▸ Textauszug:
Clarity, zu Deutsch: Klarheit oder auch Reinheit, ist der vorletzte Song des gleichnamigen Albums. Dieser Song unterstreicht die Bedeutung von »Blister«. Mit einer noch einmal gesteigerten Dynamik gleicht das Lied einem Tornado aus Angst, Erkenntnis, Frust, Trauer und Wut. »Now in the deep and down your heart moves.«

Das große Finale: Goodbye Sky Harbor ist einer der wohl epochalsten Closer in der Musikgeschichte. Sechzehn Minuten und dreizehn Sekunden entführt dieser Song an einen Strand. Man liegt in der Hängematte und blickt durch die Blätter der Palme hinauf zur Sonne. Es ist endgültig vorbei, der Erzähler findet sich damit ab. Anfangs sind die Melodien aggressiver, nehmen aber mit der Zeit ab und wiederholen sich (allerdings bei jeder iterativen Wiederholung um kleine Feinheiten anders). Der instrumentale Anteil des Songs ist massiv und mit einem elektronischen Hauch ausgestattet. Die Inspiration für dieses Lied brachte das Buch »A Prayer for Owen Meany« von John Irving. Auf lyrischer Ebene wird die Assoziation surrealistisch bestätigt. »So here I am above palm trees so straight and tall. You are smaller, getting smaller. But I still see you.« Das Bild der ewigen Liebe wird immer kleiner und kleiner, aber man sieht es dennoch. Es ist die Klarheit, die den Unterschied macht.

Einträge aus einer Sammlung:
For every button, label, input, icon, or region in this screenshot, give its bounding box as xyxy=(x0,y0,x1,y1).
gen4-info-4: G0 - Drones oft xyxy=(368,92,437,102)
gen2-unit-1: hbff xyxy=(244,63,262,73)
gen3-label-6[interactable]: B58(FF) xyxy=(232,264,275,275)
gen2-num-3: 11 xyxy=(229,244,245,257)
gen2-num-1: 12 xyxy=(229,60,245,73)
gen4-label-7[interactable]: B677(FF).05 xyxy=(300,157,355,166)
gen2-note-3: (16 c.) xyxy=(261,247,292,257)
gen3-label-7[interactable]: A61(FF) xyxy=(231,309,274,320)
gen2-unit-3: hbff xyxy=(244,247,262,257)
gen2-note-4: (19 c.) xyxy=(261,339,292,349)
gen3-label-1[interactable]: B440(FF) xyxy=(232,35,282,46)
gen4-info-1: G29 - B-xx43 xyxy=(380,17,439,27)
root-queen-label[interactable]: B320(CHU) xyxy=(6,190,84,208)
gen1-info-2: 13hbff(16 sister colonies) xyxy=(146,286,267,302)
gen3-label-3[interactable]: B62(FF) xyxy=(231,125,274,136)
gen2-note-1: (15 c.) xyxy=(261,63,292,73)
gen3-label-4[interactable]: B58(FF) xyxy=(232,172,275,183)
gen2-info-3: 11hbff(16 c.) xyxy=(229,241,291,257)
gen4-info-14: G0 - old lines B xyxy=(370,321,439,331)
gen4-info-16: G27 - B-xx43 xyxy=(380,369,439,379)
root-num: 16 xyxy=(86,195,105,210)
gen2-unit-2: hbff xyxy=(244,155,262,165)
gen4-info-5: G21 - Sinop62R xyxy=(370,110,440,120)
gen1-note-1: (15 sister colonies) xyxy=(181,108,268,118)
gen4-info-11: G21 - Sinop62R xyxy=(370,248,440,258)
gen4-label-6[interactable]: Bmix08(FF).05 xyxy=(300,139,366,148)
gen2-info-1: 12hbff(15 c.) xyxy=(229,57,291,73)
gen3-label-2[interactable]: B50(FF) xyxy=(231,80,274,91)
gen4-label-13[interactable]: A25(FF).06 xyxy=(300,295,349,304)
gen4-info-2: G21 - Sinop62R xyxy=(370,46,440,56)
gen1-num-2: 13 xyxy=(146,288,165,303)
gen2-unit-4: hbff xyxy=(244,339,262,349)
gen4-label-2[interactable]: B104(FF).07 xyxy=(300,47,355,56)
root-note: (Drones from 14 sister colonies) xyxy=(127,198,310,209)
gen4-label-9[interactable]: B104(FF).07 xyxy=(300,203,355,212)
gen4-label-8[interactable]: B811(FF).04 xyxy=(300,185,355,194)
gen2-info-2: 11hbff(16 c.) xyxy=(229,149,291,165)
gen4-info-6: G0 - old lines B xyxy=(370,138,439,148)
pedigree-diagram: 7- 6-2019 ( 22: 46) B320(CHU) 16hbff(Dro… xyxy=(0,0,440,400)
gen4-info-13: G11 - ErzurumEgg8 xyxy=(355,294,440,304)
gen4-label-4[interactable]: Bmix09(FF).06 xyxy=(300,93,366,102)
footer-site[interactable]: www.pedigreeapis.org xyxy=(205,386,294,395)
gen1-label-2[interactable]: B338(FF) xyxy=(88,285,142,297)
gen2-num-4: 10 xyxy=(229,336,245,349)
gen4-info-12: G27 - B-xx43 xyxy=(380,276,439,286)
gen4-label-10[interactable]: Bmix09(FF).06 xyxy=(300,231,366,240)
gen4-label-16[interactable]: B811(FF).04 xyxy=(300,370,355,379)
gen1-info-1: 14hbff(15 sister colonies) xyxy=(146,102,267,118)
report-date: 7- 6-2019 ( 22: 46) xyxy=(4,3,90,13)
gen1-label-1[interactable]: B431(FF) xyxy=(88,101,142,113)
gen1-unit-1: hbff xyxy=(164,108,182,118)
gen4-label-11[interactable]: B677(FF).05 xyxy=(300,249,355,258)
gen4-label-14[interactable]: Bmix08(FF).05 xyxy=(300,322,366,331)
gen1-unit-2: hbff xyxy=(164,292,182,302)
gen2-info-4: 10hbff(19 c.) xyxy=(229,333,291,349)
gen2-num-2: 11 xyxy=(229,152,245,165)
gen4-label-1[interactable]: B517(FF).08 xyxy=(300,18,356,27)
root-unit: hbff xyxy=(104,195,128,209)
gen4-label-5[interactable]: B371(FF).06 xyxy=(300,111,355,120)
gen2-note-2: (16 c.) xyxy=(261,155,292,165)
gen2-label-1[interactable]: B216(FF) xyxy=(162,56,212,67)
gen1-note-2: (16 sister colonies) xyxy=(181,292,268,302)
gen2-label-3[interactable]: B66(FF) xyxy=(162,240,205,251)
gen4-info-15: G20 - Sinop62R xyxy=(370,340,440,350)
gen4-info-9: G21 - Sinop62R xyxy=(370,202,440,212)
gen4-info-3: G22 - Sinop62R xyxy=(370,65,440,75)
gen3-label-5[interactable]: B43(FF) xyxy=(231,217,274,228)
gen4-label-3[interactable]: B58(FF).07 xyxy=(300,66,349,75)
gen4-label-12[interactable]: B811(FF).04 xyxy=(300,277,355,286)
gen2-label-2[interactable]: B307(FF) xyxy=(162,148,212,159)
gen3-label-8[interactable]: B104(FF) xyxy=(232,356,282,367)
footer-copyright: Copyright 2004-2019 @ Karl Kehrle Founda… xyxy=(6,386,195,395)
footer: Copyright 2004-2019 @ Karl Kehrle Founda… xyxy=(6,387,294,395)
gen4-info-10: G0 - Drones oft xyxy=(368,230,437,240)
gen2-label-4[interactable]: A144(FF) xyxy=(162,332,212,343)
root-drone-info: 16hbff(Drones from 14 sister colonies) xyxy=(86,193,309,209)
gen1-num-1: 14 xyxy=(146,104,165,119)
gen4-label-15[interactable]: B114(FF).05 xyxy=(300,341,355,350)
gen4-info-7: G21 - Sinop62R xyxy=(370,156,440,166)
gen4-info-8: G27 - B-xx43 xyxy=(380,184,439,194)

▸ Zu bearbeitende Aufgaben:
a: Übertragen Sie diesen Satz aus dem Textauszug zum Album »Clarity« ins Englische: »Der instrumentale Anteil des Songs ist massiv und mit einem elektronischen Hauch ausgestattet.«
b: Setzen Sie den Textauszug zum Album »Clarity« im Anschluss an seinen letzten Satz fort.

▸ Gelöste Aufgaben:
a: The instrumental part of the song is massive and carries a touch of electronics.

b:
Fazit: Dieses Album erzählt eine Geschichte. Daran könnten sich viele Bands etwas abschneiden. Es ist ein Meisterwerk, das seines Gleichen sucht. Ich möchte an dieser Stelle noch auf den Bezug zum Buch »A Prayer for Owen Meany« eingehen. Das Album startete mit der Einsamkeit (»Table for Glasses«), gefolgt vom Kennenlernen (»Lucky Denver Mint«, »Your New Aesthetic«), woraufhin sich der Charakter der agierenden Person verändert. Sie wird mutiger. Sie fängt an zu lieben (»Believe in What You Want«, »A Sunday«, »Crush«, »12.23.95«). Von ganzem Herzen. Aber nur wenig später geht die geliebte Person. Wahrscheinlicher Tod (»Ten«, »Just Watch the Fireworks«, »For Me This Is Heaven«). Letztendlich versucht die Hauptperson dies zu bewältigen (»Blister«, »Clarity«). Dann nimmt sie sich in Anlehnung an das hier genannte Buch das Leben (»Goodbye Sky Harbor«).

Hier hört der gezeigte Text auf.